(Part of a data file)
▬▬▬▬▬▬
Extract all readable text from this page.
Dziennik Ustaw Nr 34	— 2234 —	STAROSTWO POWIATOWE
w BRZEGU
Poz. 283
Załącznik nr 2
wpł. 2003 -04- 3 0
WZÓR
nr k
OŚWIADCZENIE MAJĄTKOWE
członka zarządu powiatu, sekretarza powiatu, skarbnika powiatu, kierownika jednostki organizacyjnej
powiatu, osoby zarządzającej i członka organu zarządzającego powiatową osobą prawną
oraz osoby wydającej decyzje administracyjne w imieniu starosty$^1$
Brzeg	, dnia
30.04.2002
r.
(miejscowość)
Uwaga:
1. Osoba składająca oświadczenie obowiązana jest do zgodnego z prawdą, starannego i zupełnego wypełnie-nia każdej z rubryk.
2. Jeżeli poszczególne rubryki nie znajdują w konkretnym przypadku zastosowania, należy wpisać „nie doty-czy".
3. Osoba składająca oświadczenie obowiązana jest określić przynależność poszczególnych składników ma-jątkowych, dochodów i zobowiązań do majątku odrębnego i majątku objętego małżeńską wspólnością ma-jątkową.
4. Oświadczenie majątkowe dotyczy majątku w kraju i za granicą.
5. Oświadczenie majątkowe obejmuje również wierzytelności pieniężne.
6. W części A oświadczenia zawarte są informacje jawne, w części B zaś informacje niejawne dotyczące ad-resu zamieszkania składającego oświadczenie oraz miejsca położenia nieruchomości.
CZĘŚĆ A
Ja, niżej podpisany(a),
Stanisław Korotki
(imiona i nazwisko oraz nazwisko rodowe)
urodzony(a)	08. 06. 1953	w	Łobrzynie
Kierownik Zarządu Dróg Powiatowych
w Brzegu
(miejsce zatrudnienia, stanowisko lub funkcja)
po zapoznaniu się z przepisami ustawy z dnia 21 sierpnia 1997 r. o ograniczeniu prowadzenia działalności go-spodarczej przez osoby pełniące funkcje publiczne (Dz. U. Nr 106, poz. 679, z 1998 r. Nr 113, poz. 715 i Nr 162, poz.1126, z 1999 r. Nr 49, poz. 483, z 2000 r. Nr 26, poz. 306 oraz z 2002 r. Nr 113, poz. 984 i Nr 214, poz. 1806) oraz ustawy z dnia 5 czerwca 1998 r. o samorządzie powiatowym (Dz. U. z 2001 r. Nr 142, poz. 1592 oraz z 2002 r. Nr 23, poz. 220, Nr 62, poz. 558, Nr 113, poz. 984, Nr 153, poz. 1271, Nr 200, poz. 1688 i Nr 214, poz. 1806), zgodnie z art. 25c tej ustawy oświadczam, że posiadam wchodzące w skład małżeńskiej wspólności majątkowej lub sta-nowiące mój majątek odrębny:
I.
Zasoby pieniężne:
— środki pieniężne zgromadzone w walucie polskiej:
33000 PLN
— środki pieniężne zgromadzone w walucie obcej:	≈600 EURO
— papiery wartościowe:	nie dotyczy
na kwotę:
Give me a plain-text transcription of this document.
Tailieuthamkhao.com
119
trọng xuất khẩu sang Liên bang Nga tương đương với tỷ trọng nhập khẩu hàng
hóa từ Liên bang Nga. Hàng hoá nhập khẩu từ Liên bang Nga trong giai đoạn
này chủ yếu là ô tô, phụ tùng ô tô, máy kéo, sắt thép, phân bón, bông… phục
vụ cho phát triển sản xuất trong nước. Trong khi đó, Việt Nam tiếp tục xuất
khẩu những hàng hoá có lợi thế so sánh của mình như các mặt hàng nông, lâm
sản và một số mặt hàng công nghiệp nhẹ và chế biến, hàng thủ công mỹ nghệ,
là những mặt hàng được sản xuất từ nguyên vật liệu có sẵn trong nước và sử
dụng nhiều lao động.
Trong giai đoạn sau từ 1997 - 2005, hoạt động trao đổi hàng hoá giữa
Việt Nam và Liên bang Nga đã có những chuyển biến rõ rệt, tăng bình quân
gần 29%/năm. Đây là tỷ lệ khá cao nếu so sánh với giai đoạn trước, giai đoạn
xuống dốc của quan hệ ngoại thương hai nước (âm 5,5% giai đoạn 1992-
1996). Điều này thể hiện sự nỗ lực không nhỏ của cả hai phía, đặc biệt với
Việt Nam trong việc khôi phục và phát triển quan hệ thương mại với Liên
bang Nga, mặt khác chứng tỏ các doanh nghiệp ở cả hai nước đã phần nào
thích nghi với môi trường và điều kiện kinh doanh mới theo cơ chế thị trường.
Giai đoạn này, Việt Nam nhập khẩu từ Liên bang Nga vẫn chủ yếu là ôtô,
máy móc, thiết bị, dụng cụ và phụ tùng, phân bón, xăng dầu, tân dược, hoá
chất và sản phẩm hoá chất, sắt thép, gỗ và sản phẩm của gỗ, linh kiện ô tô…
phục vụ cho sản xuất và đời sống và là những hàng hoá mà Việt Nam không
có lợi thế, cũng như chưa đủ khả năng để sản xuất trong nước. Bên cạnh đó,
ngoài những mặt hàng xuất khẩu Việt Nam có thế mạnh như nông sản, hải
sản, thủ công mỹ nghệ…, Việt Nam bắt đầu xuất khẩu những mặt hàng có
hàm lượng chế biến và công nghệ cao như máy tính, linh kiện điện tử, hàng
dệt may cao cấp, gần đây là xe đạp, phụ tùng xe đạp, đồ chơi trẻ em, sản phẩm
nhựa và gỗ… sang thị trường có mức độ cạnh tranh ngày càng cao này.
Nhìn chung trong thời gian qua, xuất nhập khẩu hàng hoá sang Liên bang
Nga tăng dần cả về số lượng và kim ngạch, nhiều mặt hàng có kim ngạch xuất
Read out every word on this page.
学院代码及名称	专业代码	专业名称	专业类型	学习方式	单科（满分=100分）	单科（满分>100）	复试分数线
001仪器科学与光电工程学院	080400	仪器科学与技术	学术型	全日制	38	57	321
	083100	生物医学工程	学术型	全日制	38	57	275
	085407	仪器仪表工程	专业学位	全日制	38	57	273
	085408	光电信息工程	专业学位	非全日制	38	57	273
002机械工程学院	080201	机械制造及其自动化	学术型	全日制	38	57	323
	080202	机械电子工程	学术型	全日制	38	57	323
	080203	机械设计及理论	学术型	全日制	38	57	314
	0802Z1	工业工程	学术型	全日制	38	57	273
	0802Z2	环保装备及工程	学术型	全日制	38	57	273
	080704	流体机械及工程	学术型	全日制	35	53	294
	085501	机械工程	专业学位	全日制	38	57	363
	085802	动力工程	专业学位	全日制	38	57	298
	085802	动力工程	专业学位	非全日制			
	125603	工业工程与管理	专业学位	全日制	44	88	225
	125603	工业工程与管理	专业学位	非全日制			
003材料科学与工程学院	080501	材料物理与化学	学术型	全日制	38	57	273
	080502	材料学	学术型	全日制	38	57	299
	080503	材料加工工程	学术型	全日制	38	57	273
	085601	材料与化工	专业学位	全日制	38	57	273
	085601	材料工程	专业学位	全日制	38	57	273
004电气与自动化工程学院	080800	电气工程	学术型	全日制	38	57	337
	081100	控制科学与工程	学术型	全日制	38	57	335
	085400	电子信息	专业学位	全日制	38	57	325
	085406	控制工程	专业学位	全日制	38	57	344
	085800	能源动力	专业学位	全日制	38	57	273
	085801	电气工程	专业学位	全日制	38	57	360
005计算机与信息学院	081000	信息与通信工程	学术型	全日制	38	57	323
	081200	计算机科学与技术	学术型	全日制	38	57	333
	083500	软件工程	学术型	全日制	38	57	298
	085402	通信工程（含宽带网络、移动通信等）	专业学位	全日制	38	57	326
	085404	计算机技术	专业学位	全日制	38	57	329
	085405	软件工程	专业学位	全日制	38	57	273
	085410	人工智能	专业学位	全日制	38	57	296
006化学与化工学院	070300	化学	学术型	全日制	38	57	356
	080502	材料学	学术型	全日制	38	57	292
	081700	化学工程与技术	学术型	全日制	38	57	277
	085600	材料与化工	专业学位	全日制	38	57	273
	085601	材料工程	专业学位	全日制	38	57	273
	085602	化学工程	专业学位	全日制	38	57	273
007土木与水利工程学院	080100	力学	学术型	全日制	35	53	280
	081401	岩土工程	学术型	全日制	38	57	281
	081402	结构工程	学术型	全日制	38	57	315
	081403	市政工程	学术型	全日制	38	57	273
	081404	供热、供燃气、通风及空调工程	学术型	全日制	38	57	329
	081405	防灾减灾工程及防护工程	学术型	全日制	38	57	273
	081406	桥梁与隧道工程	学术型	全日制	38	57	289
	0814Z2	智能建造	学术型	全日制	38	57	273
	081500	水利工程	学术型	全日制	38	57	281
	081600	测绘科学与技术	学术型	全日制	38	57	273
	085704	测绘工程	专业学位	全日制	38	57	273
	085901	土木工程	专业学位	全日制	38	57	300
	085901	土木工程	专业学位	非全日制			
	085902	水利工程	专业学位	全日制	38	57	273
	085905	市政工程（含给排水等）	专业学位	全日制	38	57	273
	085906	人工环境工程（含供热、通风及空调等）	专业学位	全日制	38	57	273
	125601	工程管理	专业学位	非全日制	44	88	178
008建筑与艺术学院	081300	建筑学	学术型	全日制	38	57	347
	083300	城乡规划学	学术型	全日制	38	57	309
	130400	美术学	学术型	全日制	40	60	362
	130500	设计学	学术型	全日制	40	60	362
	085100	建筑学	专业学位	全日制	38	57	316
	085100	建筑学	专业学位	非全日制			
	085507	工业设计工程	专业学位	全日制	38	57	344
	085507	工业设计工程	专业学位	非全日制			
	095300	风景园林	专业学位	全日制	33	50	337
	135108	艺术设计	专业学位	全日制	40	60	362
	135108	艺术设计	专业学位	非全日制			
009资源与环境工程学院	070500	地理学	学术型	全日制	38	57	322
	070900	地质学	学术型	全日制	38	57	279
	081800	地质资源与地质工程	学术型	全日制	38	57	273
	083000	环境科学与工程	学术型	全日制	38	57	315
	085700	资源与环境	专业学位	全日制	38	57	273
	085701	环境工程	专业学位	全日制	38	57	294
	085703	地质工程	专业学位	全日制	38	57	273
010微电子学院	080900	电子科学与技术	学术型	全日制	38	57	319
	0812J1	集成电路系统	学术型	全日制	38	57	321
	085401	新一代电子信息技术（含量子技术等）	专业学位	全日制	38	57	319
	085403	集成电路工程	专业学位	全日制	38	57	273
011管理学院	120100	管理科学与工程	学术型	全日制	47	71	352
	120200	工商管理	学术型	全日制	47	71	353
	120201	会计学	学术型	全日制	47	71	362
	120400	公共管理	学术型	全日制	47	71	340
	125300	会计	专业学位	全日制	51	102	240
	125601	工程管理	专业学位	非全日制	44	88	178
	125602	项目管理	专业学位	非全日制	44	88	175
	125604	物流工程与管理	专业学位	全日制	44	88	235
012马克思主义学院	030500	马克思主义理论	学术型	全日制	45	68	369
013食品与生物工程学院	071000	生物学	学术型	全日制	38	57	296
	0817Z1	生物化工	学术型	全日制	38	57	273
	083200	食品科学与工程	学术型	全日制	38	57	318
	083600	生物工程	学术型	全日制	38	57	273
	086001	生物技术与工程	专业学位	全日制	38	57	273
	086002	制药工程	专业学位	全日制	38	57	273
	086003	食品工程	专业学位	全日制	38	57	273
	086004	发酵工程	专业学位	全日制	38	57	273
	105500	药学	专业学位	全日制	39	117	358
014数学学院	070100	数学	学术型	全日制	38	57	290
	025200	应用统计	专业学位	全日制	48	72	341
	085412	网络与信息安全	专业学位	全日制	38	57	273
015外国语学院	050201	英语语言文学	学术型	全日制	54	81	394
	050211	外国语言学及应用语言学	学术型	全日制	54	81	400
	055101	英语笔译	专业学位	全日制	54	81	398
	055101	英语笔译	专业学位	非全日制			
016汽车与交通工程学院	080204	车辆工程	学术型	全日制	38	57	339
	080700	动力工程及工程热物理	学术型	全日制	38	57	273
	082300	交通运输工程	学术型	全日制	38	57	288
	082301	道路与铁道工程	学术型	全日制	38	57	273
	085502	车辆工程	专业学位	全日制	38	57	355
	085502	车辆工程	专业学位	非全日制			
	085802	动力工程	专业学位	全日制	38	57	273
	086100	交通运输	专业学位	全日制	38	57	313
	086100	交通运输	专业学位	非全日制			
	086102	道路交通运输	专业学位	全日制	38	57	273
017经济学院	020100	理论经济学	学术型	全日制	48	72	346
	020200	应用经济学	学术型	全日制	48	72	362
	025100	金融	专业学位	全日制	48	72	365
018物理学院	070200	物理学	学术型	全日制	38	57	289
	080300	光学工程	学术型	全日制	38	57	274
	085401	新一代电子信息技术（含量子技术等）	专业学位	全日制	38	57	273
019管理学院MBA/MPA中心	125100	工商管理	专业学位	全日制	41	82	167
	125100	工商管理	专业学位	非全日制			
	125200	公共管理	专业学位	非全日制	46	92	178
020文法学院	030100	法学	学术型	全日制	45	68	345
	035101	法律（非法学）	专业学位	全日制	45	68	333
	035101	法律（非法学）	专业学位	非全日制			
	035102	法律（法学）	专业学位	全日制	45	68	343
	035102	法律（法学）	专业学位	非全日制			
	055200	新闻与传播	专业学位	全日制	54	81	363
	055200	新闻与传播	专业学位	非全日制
▬▬▬▬▬▬
_Instruction_
Say the number of lines in the listing that hold "nhiều", with no added words.

_Exercise solution_
2